** Start of Given data **

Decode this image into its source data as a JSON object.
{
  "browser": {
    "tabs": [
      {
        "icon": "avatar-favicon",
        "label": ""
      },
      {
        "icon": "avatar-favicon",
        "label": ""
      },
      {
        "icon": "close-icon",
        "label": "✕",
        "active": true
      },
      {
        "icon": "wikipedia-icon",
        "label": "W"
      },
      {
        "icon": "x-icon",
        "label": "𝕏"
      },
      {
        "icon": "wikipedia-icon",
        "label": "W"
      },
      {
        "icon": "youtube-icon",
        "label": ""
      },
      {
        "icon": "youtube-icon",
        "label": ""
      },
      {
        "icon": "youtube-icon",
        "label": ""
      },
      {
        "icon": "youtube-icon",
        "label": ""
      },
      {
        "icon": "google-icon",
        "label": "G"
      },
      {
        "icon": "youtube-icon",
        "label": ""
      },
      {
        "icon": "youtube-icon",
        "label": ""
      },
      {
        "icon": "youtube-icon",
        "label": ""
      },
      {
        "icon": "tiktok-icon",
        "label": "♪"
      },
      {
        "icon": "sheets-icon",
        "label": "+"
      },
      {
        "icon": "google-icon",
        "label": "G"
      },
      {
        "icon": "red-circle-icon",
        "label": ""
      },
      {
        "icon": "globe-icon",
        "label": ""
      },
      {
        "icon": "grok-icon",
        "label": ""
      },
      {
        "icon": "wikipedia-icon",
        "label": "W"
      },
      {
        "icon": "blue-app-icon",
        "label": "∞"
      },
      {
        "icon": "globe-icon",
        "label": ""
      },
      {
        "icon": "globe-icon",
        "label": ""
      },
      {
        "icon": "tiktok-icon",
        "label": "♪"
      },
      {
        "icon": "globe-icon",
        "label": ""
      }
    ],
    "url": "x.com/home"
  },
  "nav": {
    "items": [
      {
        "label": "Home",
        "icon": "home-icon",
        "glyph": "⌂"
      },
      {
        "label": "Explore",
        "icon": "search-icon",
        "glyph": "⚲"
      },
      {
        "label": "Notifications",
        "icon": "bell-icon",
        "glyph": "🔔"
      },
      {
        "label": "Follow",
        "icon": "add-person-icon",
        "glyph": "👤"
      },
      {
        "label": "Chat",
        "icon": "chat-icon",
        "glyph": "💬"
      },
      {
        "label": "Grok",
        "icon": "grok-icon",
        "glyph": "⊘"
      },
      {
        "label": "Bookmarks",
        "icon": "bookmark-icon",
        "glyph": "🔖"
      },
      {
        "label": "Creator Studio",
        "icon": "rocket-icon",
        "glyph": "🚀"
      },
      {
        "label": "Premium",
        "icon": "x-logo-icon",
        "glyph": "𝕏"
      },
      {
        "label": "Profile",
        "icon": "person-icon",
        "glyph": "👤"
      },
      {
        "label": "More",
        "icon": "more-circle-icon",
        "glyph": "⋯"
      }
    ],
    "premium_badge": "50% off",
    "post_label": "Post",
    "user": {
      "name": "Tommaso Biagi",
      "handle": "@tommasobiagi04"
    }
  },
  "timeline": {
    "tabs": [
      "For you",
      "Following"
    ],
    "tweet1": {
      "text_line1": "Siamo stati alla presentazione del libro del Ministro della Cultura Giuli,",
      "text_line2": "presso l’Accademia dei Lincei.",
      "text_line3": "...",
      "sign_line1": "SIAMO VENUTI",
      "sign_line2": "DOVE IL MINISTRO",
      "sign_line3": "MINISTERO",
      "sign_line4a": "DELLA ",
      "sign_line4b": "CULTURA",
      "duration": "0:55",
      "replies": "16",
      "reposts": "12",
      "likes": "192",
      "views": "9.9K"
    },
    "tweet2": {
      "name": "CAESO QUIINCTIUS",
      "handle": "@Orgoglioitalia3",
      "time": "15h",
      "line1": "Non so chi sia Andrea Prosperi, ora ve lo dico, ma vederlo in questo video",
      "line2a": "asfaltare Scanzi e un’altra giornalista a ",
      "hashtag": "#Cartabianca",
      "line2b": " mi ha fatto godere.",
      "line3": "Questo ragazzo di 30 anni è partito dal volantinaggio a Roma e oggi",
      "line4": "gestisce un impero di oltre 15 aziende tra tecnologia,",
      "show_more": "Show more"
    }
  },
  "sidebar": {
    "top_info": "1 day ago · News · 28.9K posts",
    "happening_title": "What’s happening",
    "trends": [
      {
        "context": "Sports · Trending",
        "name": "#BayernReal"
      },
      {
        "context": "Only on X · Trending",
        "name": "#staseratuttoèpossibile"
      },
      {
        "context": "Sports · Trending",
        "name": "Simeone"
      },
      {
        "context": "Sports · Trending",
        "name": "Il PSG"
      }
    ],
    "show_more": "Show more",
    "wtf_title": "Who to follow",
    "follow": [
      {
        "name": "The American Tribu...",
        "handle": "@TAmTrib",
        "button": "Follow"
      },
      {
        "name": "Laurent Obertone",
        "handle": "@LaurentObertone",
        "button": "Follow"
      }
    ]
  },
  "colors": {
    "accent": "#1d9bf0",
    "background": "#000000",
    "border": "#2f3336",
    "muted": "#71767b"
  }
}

** End of Given data **

(Exercise goal): In the listing, find every line containing the word "handle" and list it.

(Task result):
      "handle": "@tommasobiagi04"
      "handle": "@Orgoglioitalia3",
        "handle": "@TAmTrib",
        "handle": "@LaurentObertone",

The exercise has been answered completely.